Bloc de texte:
Confiné (trois) dix : Dieppe

30 mars 2021


Je suis maintenant persuadé qu’il est permis, tout confinés qu’on soit, d’aller faire des courses de première nécessité à l’autre bout de son département. C’est du moins ce que prétend mon attestation de déplacement dérogatoire, ce lundi matin, mais je me demande quand même ce qu’en penserait la maréchaussée. Elle pourrait s’étonner qu’on aille faire des achats à Dieppe alors que l’on vit à Rouen.
J’ai peu de risque d’être contrôlé, uniquement à la gare d’arrivée. Ensuite, je passerai pour un Dieppois. Nous ne sommes qu’une vingtaine dans le train de neuf heures et quart et il n’a que dix minutes de retard.
C’est le beau temps comme annoncé. A l’arrivée, je traverse une ville quasiment vide puis monte sur la falaise en contournant le Château Musée sans masque. Là-haut je m’assois sur un banc où je fus souvent bien accompagné.

(Entrées de disposition spatiale)

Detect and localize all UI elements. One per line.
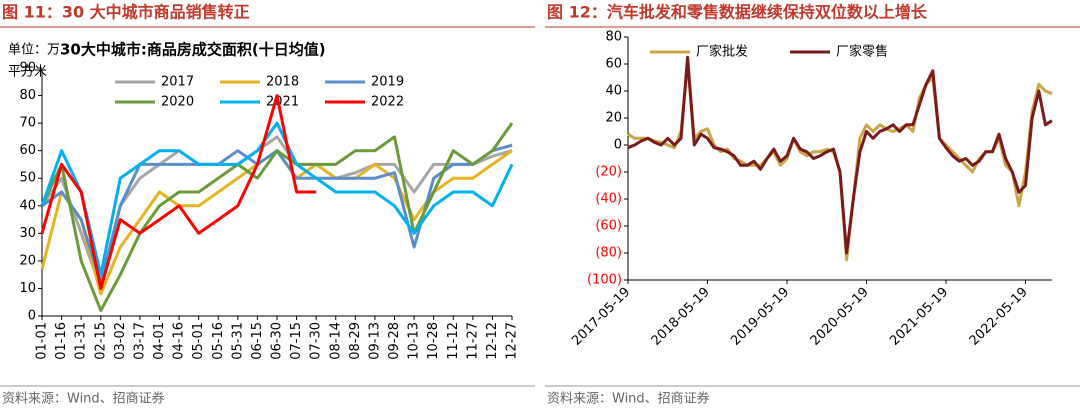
x-tick-label: 05-16 xyxy=(211,322,226,360)
x-tick-label: 09-13 xyxy=(367,322,382,360)
x-tick-label: 10-13 xyxy=(407,322,422,360)
source: 资料来源：Wind、招商证券 xyxy=(547,391,710,407)
legend-label: 2021 xyxy=(266,95,299,110)
x-tick-label: 01-16 xyxy=(54,322,69,360)
unit-label: 单位：万 xyxy=(8,43,60,58)
y-tick-label: 90 xyxy=(19,61,36,76)
y-tick-label: (80) xyxy=(595,246,622,261)
x-tick-label: 07-15 xyxy=(289,322,304,360)
series-line xyxy=(40,121,514,277)
figure-title: 图 12：汽车批发和零售数据继续保持双位数以上增长 xyxy=(547,3,928,22)
y-tick-label: 50 xyxy=(19,171,36,186)
x-tick-label: 02-15 xyxy=(93,322,108,360)
source: 资料来源：Wind、招商证券 xyxy=(2,391,165,407)
x-tick-label: 09-28 xyxy=(387,322,402,360)
y-tick-label: 40 xyxy=(19,198,36,213)
y-tick-label: 20 xyxy=(605,111,622,126)
x-tick-label: 2021-05-19 xyxy=(887,285,951,349)
x-tick-label: 08-29 xyxy=(348,322,363,360)
y-tick-label: 70 xyxy=(19,116,36,131)
x-tick-label: 01-31 xyxy=(74,322,89,360)
x-tick-label: 05-01 xyxy=(191,322,206,360)
y-tick-label: 80 xyxy=(19,88,36,103)
unit-label: 平方米 xyxy=(8,64,47,80)
figure-title: 图 11：30 大中城市商品销售转正 xyxy=(2,3,250,22)
x-tick-label: 11-12 xyxy=(446,322,461,360)
x-tick-label: 04-01 xyxy=(152,322,167,360)
x-tick-label: 11-27 xyxy=(465,322,480,360)
y-tick-label: 40 xyxy=(605,84,622,99)
x-tick-label: 10-28 xyxy=(426,322,441,360)
legend-label: 2018 xyxy=(266,75,299,90)
legend-label: 2020 xyxy=(161,95,194,110)
legend-label: 2019 xyxy=(371,75,404,90)
x-tick-label: 08-14 xyxy=(328,322,343,360)
legend-label: 厂家零售 xyxy=(836,44,888,60)
x-tick-label: 2022-05-19 xyxy=(967,285,1031,349)
x-tick-label: 05-31 xyxy=(230,322,245,360)
y-tick-label: 0 xyxy=(28,309,36,324)
legend-label: 2017 xyxy=(161,75,194,90)
x-tick-label: 06-30 xyxy=(270,322,285,360)
x-tick-label: 03-17 xyxy=(132,322,147,360)
legend-label: 厂家批发 xyxy=(696,44,748,60)
series-line xyxy=(40,122,514,312)
y-tick-label: 30 xyxy=(19,226,36,241)
x-tick-label: 2019-05-19 xyxy=(728,285,792,349)
y-tick-label: (60) xyxy=(595,219,622,234)
x-tick-label: 07-30 xyxy=(309,322,324,360)
series-line xyxy=(627,55,1053,255)
y-tick-label: 60 xyxy=(605,57,622,72)
y-tick-label: (100) xyxy=(587,273,622,288)
x-tick-label: 2017-05-19 xyxy=(569,285,633,349)
series-line xyxy=(40,94,317,290)
y-tick-label: 60 xyxy=(19,143,36,158)
y-tick-label: 0 xyxy=(614,138,622,153)
x-tick-label: 06-15 xyxy=(250,322,265,360)
chart-title: 30大中城市:商品房成交面积(十日均值) xyxy=(60,41,326,59)
x-tick-label: 12-12 xyxy=(485,322,500,360)
y-tick-label: 80 xyxy=(605,30,622,45)
x-tick-label: 12-27 xyxy=(505,322,520,360)
y-tick-label: (20) xyxy=(595,165,622,180)
y-tick-label: 10 xyxy=(19,281,36,296)
x-tick-label: 01-01 xyxy=(35,322,50,360)
legend-label: 2022 xyxy=(371,95,404,110)
y-tick-label: (40) xyxy=(595,192,622,207)
x-tick-label: 04-16 xyxy=(172,322,187,360)
y-tick-label: 20 xyxy=(19,253,36,268)
x-tick-label: 2020-05-19 xyxy=(808,285,872,349)
x-tick-label: 03-02 xyxy=(113,322,128,360)
x-tick-label: 2018-05-19 xyxy=(649,285,713,349)
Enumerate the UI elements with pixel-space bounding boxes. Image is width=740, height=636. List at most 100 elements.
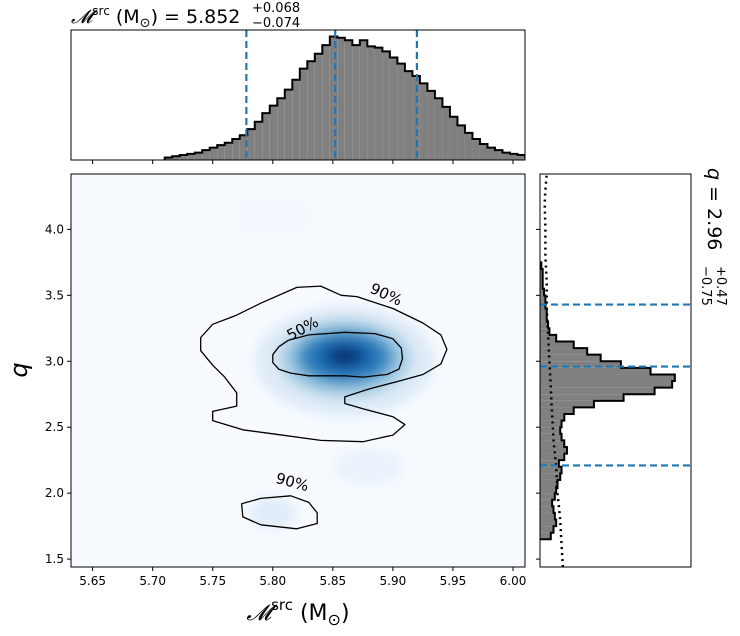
right-title-text: q = 2.96 [703,168,725,250]
right-hist-bar [540,381,673,388]
right-hist-bar [540,275,543,283]
main-y-tick-label: 3.5 [45,288,64,302]
main-x-tick-label: 5.95 [440,574,467,588]
right-hist-outline [540,261,676,541]
main-x-tick-label: 5.90 [380,574,407,588]
top-hist-bar [337,37,345,160]
top-hist-bar [262,113,270,160]
right-hist-bar [540,499,553,507]
right-hist-bar [540,446,567,454]
top-x-ticks [92,160,514,164]
right-y-ticks [536,228,540,560]
right-hist-bar [540,387,655,395]
right-hist-bar [540,394,624,401]
right-hist-bar [540,341,574,349]
top-title-sup: src [92,4,110,18]
right-hist-bar [540,354,601,362]
top-hist-bar [457,125,465,160]
top-hist-bar [277,98,285,160]
right-hist-bar [540,466,562,474]
right-hist-bar [540,282,543,289]
heatmap-density-blob [248,497,297,529]
top-hist-bar [487,147,495,160]
top-hist-bar [187,153,195,160]
right-hist-bar [540,420,562,428]
heatmap-density-blob [332,448,405,486]
top-hist-bar [509,153,518,160]
right-hist-bar [540,288,545,296]
contour-50 [272,331,404,378]
top-hist-bar [217,145,225,160]
top-title-plus: +0.068 [252,1,300,16]
top-hist-bar [389,57,398,160]
right-hist-bar [540,427,561,434]
right-hist-bar [540,268,543,276]
top-hist-bar [329,36,338,160]
top-title-symbol: 𝓜 [71,6,98,28]
right-title-plus: +0.47 [713,266,728,306]
main-y-label: q [5,362,33,377]
top-hist-outline [163,35,525,160]
x-label-close: ) [341,601,350,626]
top-title-unit: (M [110,6,140,28]
right-hist-bar [540,315,547,322]
top-hist-bar [344,40,353,160]
top-hist-bar [202,150,210,160]
main-y-tick-label: 2.0 [45,486,64,500]
top-hist-bar [374,47,383,160]
top-hist-bar [525,156,533,160]
credible-contours [200,285,448,530]
contour-90-upper [200,285,448,443]
top-title-sun: ⊙ [140,16,151,31]
right-title-value: = 2.96 [703,180,725,250]
top-hist-bar [314,53,323,160]
top-hist-bar [464,132,473,160]
top-hist-bar [224,142,233,160]
top-hist-bar [269,105,278,160]
top-hist-bar [502,152,510,160]
top-hist-bar [548,159,556,160]
top-hist-bar [299,68,308,160]
right-hist-bar [540,440,565,447]
top-hist-bar [367,46,375,160]
main-x-tick-label: 5.75 [199,574,226,588]
right-hist-bar [540,473,561,480]
top-title: 𝓜src (M⊙) = 5.852 [71,4,240,31]
top-hist-bar [164,157,173,160]
right-hist-bar [540,433,562,441]
right-hist-bar [540,308,547,316]
right-hist-bar [540,479,558,487]
top-hist-bar [247,129,255,160]
right-hist-bar [540,532,551,540]
top-hist-bar [352,45,360,160]
main-x-label: 𝓜src (M⊙) [246,596,349,629]
main-panel: 50% 90% 90% 5.65 5.70 5.75 5.80 5.85 5.90 5.95… [5,173,526,629]
right-hist-bar [540,407,574,415]
top-hist-bar [540,159,548,160]
top-hist-bar [434,98,443,160]
density-heatmap [236,196,435,529]
heatmap-density-blob [236,196,309,236]
main-y-ticks: 1.5 2.0 2.5 3.0 3.5 4.0 [45,222,71,566]
right-hist-bar [540,460,559,467]
top-hist-bar [232,139,240,160]
right-axes-frame [539,173,692,568]
top-title-minus: −0.074 [252,16,300,31]
top-hist-bar [209,147,218,160]
top-hist-bar [382,51,390,160]
main-y-tick-label: 3.0 [45,354,64,368]
right-hist-bar [540,400,594,408]
top-hist-bar [239,135,248,160]
heatmap-blobs [236,196,435,529]
right-hist-bar [540,526,554,533]
top-histogram [163,30,556,160]
right-hist-bar [540,348,588,355]
main-x-tick-label: 5.85 [319,574,346,588]
main-y-tick-label: 4.0 [45,222,64,236]
main-x-tick-label: 5.65 [79,574,106,588]
x-label-sup: src [271,596,293,614]
top-hist-bar [179,155,188,160]
top-hist-bar [517,155,525,160]
top-title-close: ) [151,6,158,28]
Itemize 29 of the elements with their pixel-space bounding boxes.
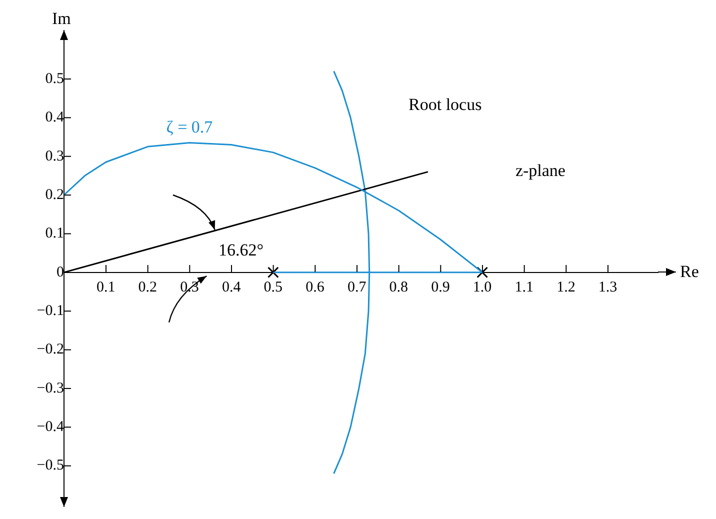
y-tick-label: −0.2 — [36, 342, 64, 358]
x-tick-label: 0.7 — [347, 279, 367, 296]
y-axis-title: Im — [52, 8, 71, 28]
y-tick-label: −0.1 — [36, 302, 64, 319]
x-tick-label: 0.2 — [138, 279, 158, 296]
x-tick-label: 1.1 — [514, 279, 534, 296]
x-tick-label: 0.4 — [222, 279, 242, 296]
y-tick-label: 0.5 — [45, 70, 64, 87]
y-tick-label: −0.5 — [36, 458, 64, 474]
x-tick-label: 0.8 — [389, 279, 408, 296]
series-label: ζ = 0.7 — [166, 118, 214, 137]
annotation: z-plane — [515, 160, 566, 180]
y-tick-label: 0.4 — [45, 110, 64, 126]
x-tick-label: 0.6 — [306, 279, 325, 296]
x-axis-title: Re — [680, 262, 699, 281]
y-tick-label: 0.3 — [45, 148, 64, 164]
x-tick-label: 1.3 — [598, 279, 618, 296]
x-tick-label: 0.9 — [431, 279, 450, 296]
y-tick-label: 0.2 — [45, 186, 64, 203]
x-tick-label: 0.5 — [264, 279, 283, 296]
annotation: Root locus — [408, 94, 482, 114]
x-tick-label: 1.0 — [472, 279, 492, 296]
y-tick-label: −0.4 — [36, 419, 64, 436]
y-tick-label: −0.3 — [36, 380, 64, 396]
annotation: 16.62° — [218, 240, 264, 260]
x-tick-label: 1.2 — [556, 279, 576, 296]
y-tick-label: 0.1 — [45, 226, 64, 242]
y-tick-label: 0 — [56, 264, 64, 280]
x-tick-label: 0.1 — [96, 279, 116, 296]
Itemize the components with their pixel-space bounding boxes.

Consignes:
1 > Modifiez le texte sur Dieppe de « 30 mars 2021 » jusqu'à « vit à Rouen. » inclus, en remplaçant « maréchaussée » par « gendarmerie ».
2 > Recopiez toutes les lignes qui contiennent la chaîne « their ».
Le texte et les lignes constituent deux matériaux distincts.

Réponses attendues:
1 >
30 mars 2021


Je suis maintenant persuadé qu’il est permis, tout confinés qu’on soit, d’aller faire des courses de première nécessité à l’autre bout de son département. C’est du moins ce que prétend mon attestation de déplacement dérogatoire, ce lundi matin, mais je me demande quand même ce qu’en penserait la gendarmerie. Elle pourrait s’étonner qu’on aille faire des achats à Dieppe alors que l’on vit à Rouen.

2 >
Itemize 29 of the elements with their pixel-space bounding boxes.
Itemize the components with their pixel-space bounding boxes.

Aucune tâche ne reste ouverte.